So, basically heavy use of generators for idea seeding - then a second pass to start laying it all together logically.
 

JochenL

CL Byte Sprite
Staff member
Adamantium WoA
Wizard of Story
Wizard of Combat
Gamer Lifestyle
Borderland Explorer
For my current Borderland game, I started with world-building before setting out to adventure. You can read about my process on the RPT Blog.

Before that, usually:
  1. Select an existing setting (sometimes optional)
  2. Devise a premise/razor for my campaign
  3. Recruit players
  4. Create characters
  5. Build the first adventure based on my premise and the characters
  6. Run the adventure and feedback events into the world
This has been pretty lightweight before and sometimes just wasn't too successful either by not integrating the characters enough or by keeping the world too sketchy.
 

hauke

New member
Wizard of Combat
I'm playing in the world of the german rpg "Splittermond", but with rules from the "FATE" rpg
So I don't have to build an entire world, just read the materials für regions and of course the adventures (I don't have the time, to prep everything myself)

So creating a campaign is more a deciding, which adventure comes next, and from the adventuers which encounters I want to use.


Prepping the next session is something like that (I know it's not the main question here, but I noticed that to late and I don't want to delete it :D):

So what I do:
  1. read the stuff, I have to know for the upcoming adventure
  2. I prep 3 to 5 encounters ahead, so the PCs can't get pass me
    • >> everything that "happens to the players" is in my head an encounter (german "Begegnung")
  3. prep every encounter
    1. CL the first
      1. What comes next >> session notes from the last encounter
      2. "Transferring" the basic infos of the encounters from the written adventure to CL
    2. CL the second
      1. What is the dramatic question for this encounter?
      2. What is the hook for the PCs?
      3. Where das "conflict" come from?
        • >> Fate specific >> which aspects of the players might I be able to compell
      4. When does the encounter end?
      5. 4 to 10 decisions points (for non combat encounters)
    3. putting all the stuff in foundryvtt
      1. map (I'm always using a map) (from my "stockpile" or creating a new one in dungeonfog, or in inkarnate)
      2. npcs (pictures from my stockpiles, (pinterest, patreon)
      3. short infos for the players
      4. ...

◆ **Exercise description**:
Continue the forum discussion about how game masters prepare their tabletop RPG campaigns, picking up right after its final line.

◆ **Source material**:
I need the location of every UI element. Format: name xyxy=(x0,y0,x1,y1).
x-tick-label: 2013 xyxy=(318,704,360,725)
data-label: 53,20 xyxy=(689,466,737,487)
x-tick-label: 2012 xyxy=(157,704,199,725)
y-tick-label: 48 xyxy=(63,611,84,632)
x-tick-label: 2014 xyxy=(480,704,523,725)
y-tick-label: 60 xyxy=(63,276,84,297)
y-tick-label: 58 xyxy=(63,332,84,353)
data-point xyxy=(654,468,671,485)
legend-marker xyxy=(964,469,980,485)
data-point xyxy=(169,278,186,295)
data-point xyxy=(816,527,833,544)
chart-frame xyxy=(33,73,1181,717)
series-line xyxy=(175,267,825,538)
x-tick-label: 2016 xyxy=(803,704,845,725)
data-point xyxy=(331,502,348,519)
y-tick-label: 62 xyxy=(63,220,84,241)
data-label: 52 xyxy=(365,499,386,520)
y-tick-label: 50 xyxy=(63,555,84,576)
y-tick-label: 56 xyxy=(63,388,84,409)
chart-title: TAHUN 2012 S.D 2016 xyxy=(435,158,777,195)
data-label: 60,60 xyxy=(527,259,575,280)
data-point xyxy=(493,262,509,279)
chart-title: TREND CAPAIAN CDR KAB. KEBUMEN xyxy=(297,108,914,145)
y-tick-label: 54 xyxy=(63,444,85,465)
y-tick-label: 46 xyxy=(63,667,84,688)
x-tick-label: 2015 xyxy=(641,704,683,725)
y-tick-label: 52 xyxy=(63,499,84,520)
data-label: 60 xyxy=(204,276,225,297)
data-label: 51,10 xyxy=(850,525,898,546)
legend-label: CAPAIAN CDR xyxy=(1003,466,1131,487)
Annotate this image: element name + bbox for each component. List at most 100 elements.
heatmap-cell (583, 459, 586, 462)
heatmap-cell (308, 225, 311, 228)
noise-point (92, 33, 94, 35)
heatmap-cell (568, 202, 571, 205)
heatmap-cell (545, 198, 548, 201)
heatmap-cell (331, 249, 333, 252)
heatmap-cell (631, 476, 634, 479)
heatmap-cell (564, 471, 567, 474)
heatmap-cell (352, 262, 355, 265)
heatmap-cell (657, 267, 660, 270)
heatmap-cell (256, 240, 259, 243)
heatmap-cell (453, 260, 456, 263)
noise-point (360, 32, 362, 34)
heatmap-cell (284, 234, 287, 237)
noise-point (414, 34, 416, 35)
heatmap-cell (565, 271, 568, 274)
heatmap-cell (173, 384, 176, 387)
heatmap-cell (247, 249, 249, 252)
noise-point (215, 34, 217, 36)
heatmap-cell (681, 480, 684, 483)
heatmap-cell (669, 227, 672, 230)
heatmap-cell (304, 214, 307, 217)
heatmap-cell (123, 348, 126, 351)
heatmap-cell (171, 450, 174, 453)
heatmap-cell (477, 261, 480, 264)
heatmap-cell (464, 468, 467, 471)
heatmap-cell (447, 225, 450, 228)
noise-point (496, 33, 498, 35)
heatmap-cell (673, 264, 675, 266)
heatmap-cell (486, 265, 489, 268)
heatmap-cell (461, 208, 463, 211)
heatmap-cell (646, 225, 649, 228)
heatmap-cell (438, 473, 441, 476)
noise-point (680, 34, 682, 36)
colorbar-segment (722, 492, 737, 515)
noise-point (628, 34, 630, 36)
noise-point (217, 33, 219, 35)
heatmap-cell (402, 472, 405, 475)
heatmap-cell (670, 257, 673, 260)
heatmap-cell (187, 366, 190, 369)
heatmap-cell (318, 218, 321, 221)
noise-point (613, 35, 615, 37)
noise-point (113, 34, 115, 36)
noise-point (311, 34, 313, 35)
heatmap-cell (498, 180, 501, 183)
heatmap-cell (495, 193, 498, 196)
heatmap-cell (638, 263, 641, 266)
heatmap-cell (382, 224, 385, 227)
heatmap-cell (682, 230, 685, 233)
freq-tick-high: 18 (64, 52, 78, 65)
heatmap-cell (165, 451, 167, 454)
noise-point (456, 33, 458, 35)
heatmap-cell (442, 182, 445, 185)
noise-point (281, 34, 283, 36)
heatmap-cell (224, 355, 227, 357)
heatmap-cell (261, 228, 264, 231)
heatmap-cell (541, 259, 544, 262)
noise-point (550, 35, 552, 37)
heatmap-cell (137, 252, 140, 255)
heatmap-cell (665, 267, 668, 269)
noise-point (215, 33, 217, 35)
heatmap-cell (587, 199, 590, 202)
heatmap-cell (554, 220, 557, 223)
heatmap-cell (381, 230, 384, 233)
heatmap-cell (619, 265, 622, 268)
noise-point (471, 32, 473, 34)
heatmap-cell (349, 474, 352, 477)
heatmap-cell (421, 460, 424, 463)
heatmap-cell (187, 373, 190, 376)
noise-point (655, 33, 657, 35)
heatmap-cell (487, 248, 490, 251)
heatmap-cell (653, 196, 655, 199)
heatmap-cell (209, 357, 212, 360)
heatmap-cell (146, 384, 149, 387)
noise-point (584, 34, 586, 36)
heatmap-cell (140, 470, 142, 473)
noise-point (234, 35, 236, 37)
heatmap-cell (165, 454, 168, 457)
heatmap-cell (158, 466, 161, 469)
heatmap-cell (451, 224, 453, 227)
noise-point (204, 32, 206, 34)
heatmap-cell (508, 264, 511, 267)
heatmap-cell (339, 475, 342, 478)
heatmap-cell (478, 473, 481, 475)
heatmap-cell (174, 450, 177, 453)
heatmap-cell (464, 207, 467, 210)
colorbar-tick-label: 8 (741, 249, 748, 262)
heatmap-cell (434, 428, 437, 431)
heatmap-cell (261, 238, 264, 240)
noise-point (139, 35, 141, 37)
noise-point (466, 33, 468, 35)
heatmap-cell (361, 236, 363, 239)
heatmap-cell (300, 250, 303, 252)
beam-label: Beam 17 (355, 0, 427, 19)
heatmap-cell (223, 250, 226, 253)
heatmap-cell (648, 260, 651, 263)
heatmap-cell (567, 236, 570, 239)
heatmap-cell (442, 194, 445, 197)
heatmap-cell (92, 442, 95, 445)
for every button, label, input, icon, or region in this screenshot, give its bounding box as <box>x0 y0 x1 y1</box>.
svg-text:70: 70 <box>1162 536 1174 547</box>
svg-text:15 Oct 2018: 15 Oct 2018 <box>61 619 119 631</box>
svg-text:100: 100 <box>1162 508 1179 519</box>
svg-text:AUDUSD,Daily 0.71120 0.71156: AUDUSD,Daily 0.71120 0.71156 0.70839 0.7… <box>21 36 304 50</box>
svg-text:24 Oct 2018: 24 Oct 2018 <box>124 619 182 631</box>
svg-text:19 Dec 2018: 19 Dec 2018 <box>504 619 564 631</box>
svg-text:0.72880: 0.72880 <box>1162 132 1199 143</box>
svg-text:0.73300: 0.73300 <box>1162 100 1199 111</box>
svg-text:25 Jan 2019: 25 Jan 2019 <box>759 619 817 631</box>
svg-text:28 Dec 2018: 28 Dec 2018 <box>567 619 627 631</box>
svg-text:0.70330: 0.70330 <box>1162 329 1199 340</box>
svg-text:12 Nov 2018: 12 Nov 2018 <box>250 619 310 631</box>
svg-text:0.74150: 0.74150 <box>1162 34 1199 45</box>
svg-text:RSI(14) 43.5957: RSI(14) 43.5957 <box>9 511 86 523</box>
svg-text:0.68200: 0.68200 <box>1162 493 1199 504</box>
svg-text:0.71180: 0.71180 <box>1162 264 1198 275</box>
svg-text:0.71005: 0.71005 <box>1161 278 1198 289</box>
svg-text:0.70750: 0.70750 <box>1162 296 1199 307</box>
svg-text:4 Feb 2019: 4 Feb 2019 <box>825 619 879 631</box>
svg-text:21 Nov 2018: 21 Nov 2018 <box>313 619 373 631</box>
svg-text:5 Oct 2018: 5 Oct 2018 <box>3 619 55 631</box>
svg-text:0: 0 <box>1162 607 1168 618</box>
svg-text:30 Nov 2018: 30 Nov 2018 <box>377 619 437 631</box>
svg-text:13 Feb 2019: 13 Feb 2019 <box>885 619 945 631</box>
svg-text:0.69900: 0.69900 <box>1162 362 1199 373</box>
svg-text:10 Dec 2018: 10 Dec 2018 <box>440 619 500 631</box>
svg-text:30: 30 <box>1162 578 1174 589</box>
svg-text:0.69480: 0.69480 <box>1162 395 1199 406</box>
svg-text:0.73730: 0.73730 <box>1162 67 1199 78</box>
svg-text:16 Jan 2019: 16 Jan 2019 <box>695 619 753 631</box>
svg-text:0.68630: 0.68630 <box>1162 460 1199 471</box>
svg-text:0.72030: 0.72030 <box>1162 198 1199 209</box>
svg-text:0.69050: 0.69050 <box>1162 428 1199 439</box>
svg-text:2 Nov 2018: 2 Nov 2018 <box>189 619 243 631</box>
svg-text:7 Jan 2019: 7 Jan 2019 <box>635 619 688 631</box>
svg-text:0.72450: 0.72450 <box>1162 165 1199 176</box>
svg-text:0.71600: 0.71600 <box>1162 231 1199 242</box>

◆ **Expected output**:
  4. let's play :D



 

Stephan Hornick

Community Goblin & Master of the Archive
Platinum WoA
Wizard of Story
Wizard of Combat
Borderland Explorer
So, I just prepared a hook for a campaign. Actually, I was inspired by Jordan's thread and here it is what I created in a couple of minutes:
A technocrat roman emperor fighting off an otherwordly evil by corruption and force

My steps were easy for me. I'm a very visual guy, so I imagine already scenes and locations and how NPCs might talk or how stories go, even if I just read "roman empire" or "otherworldy evil" and soon connections are created between those factions. Yes, factions, motivations and cinematic impression is what leads my stories on. I was intrigued by those words and the world of imagination just rushed at me.

Afterwards, I will tweak this or that relationship, but for the time being, I have for myself an impression about the tone and genre I want to create, maybe even about story I want to tell.

Second, I imagine the most interesting position the PCs could start in. An origin story so to speak. In presenting the leading factor of the campaign right at the beginning, I will make the course of the adventures clear. E.g. like I did in my summary above.

Third, usually I already have a couple of players who want to play, so finding them is not an issue. More to the point, it is mostly me who has no time to actually GM a new campaign...

And then, every other day my mind fills with ideas for the campaign and I write them down and get all hyped up and my players also. Until we eventually play the first session, I may already have written books about the world, NPCs, all kinds of things. I could already run the campaign for ages. And this is my mistake. I have hardly ever completed a campaign and it is nagging me and my players alike. And this is where I need to improve.

Roughly quoting @JohnnFour here: "What is the goal of a campaign? It is to complete it."